Task to complete: Look for the string "Inkomsten" in every line, and copy each line that has it.

↓

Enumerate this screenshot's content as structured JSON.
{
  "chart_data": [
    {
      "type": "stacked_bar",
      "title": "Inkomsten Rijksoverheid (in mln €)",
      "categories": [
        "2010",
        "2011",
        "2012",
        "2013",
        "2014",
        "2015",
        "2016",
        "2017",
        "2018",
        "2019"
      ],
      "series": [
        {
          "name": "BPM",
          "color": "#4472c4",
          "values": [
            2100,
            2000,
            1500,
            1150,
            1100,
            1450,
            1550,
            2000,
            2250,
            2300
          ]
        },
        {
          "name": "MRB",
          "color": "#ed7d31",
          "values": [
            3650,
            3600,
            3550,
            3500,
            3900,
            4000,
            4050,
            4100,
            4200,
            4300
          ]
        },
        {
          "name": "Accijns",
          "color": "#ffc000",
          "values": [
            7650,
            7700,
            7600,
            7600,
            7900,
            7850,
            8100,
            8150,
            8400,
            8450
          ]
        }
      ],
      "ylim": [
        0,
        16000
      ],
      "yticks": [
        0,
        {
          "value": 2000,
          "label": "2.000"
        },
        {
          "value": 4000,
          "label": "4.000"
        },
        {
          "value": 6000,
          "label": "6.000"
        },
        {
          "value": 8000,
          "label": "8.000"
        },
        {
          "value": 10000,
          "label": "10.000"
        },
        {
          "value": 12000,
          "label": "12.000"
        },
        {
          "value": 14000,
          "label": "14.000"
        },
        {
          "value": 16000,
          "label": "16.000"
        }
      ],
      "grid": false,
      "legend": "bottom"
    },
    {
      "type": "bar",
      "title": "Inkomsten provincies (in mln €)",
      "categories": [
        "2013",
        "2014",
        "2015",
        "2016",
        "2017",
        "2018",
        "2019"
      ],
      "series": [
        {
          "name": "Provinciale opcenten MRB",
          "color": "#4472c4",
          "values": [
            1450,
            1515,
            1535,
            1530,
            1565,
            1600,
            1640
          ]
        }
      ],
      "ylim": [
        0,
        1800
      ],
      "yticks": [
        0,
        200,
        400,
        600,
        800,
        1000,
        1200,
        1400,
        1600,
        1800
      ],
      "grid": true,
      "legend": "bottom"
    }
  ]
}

↑

Answer in full:
      "title": "Inkomsten Rijksoverheid (in mln €)",
      "title": "Inkomsten provincies (in mln €)",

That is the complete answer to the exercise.